■ Data supplied:
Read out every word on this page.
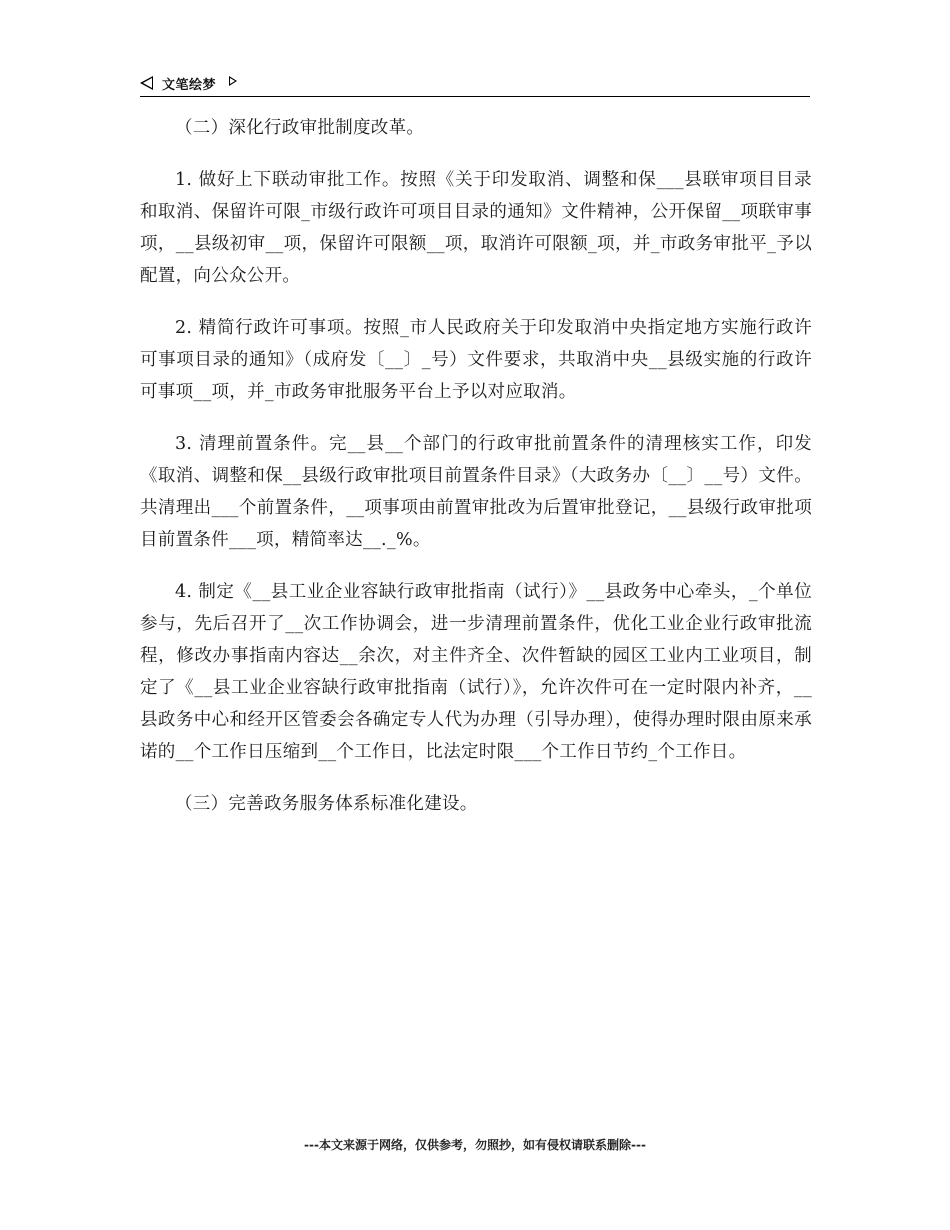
文笔绘梦

（二）深化行政审批制度改革。

1. 做好上下联动审批工作。按照《关于印发取消、调整和保___县联审项目目录和取消、保留许可限_市级行政许可项目目录的通知》文件精神，公开保留__项联审事项，__县级初审__项，保留许可限额__项，取消许可限额_项，并_市政务审批平_予以配置，向公众公开。

2. 精简行政许可事项。按照_市人民政府关于印发取消中央指定地方实施行政许可事项目录的通知》（成府发〔__〕_号）文件要求，共取消中央__县级实施的行政许可事项__项，并_市政务审批服务平台上予以对应取消。

3. 清理前置条件。完__县__个部门的行政审批前置条件的清理核实工作，印发《取消、调整和保__县级行政审批项目前置条件目录》（大政务办〔__〕__号）文件。共清理出___个前置条件，__项事项由前置审批改为后置审批登记，__县级行政审批项目前置条件___项，精简率达__._%。

4. 制定《__县工业企业容缺行政审批指南（试行）》__县政务中心牵头，_个单位参与，先后召开了__次工作协调会，进一步清理前置条件，优化工业企业行政审批流程，修改办事指南内容达__余次，对主件齐全、次件暂缺的园区工业内工业项目，制定了《__县工业企业容缺行政审批指南（试行）》，允许次件可在一定时限内补齐，__县政务中心和经开区管委会各确定专人代为办理（引导办理），使得办理时限由原来承诺的__个工作日压缩到__个工作日，比法定时限___个工作日节约_个工作日。

（三）完善政务服务体系标准化建设。

---本文来源于网络，仅供参考，勿照抄，如有侵权请联系删除---
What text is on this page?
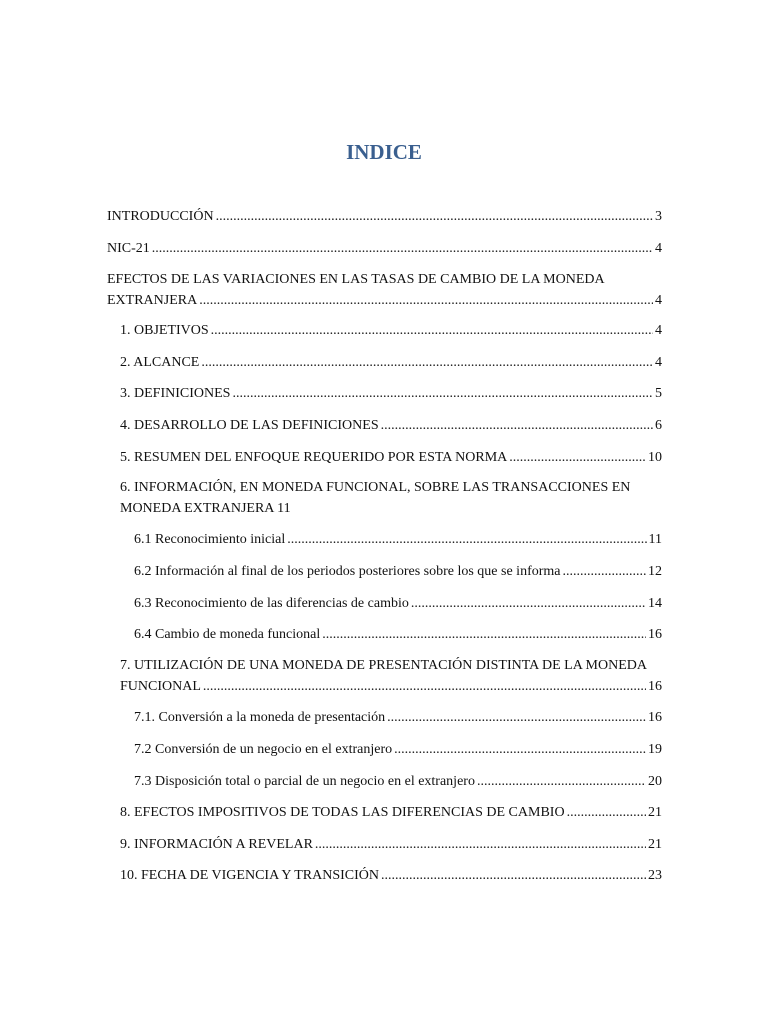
INDICE
INTRODUCCIÓN .....	3
NIC-21 .....	4
EFECTOS DE LAS VARIACIONES EN LAS TASAS DE CAMBIO DE LA MONEDA
EXTRANJERA .....	4
1. OBJETIVOS .....	4
2. ALCANCE .....	4
3. DEFINICIONES .....	5
4. DESARROLLO DE LAS DEFINICIONES .....	6
5. RESUMEN DEL ENFOQUE REQUERIDO POR ESTA NORMA .....	10
6. INFORMACIÓN, EN MONEDA FUNCIONAL, SOBRE LAS TRANSACCIONES EN
MONEDA EXTRANJERA 11
6.1 Reconocimiento inicial .....	11
6.2 Información al final de los periodos posteriores sobre los que se informa .....	12
6.3 Reconocimiento de las diferencias de cambio .....	14
6.4 Cambio de moneda funcional .....	16
7. UTILIZACIÓN DE UNA MONEDA DE PRESENTACIÓN DISTINTA DE LA MONEDA
FUNCIONAL .....	16
7.1. Conversión a la moneda de presentación .....	16
7.2 Conversión de un negocio en el extranjero .....	19
7.3 Disposición total o parcial de un negocio en el extranjero .....	20
8. EFECTOS IMPOSITIVOS DE TODAS LAS DIFERENCIAS DE CAMBIO .....	21
9. INFORMACIÓN A REVELAR .....	21
10. FECHA DE VIGENCIA Y TRANSICIÓN .....	23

■ Instruction: Your task is to set down the records shown above exactly, minus any pictures.

■ Complete answer:
Read out every word on this page.
文笔绘梦

（二）深化行政审批制度改革。

1. 做好上下联动审批工作。按照《关于印发取消、调整和保___县联审项目目录和取消、保留许可限_市级行政许可项目目录的通知》文件精神，公开保留__项联审事项，__县级初审__项，保留许可限额__项，取消许可限额_项，并_市政务审批平_予以配置，向公众公开。

2. 精简行政许可事项。按照_市人民政府关于印发取消中央指定地方实施行政许可事项目录的通知》（成府发〔__〕_号）文件要求，共取消中央__县级实施的行政许可事项__项，并_市政务审批服务平台上予以对应取消。

3. 清理前置条件。完__县__个部门的行政审批前置条件的清理核实工作，印发《取消、调整和保__县级行政审批项目前置条件目录》（大政务办〔__〕__号）文件。共清理出___个前置条件，__项事项由前置审批改为后置审批登记，__县级行政审批项目前置条件___项，精简率达__._%。

4. 制定《__县工业企业容缺行政审批指南（试行）》__县政务中心牵头，_个单位参与，先后召开了__次工作协调会，进一步清理前置条件，优化工业企业行政审批流程，修改办事指南内容达__余次，对主件齐全、次件暂缺的园区工业内工业项目，制定了《__县工业企业容缺行政审批指南（试行）》，允许次件可在一定时限内补齐，__县政务中心和经开区管委会各确定专人代为办理（引导办理），使得办理时限由原来承诺的__个工作日压缩到__个工作日，比法定时限___个工作日节约_个工作日。

（三）完善政务服务体系标准化建设。

---本文来源于网络，仅供参考，勿照抄，如有侵权请联系删除---
What text is on this page?
INDICE
INTRODUCCIÓN .....	3
NIC-21 .....	4
EFECTOS DE LAS VARIACIONES EN LAS TASAS DE CAMBIO DE LA MONEDA
EXTRANJERA .....	4
1. OBJETIVOS .....	4
2. ALCANCE .....	4
3. DEFINICIONES .....	5
4. DESARROLLO DE LAS DEFINICIONES .....	6
5. RESUMEN DEL ENFOQUE REQUERIDO POR ESTA NORMA .....	10
6. INFORMACIÓN, EN MONEDA FUNCIONAL, SOBRE LAS TRANSACCIONES EN
MONEDA EXTRANJERA 11
6.1 Reconocimiento inicial .....	11
6.2 Información al final de los periodos posteriores sobre los que se informa .....	12
6.3 Reconocimiento de las diferencias de cambio .....	14
6.4 Cambio de moneda funcional .....	16
7. UTILIZACIÓN DE UNA MONEDA DE PRESENTACIÓN DISTINTA DE LA MONEDA
FUNCIONAL .....	16
7.1. Conversión a la moneda de presentación .....	16
7.2 Conversión de un negocio en el extranjero .....	19
7.3 Disposición total o parcial de un negocio en el extranjero .....	20
8. EFECTOS IMPOSITIVOS DE TODAS LAS DIFERENCIAS DE CAMBIO .....	21
9. INFORMACIÓN A REVELAR .....	21
10. FECHA DE VIGENCIA Y TRANSICIÓN .....	23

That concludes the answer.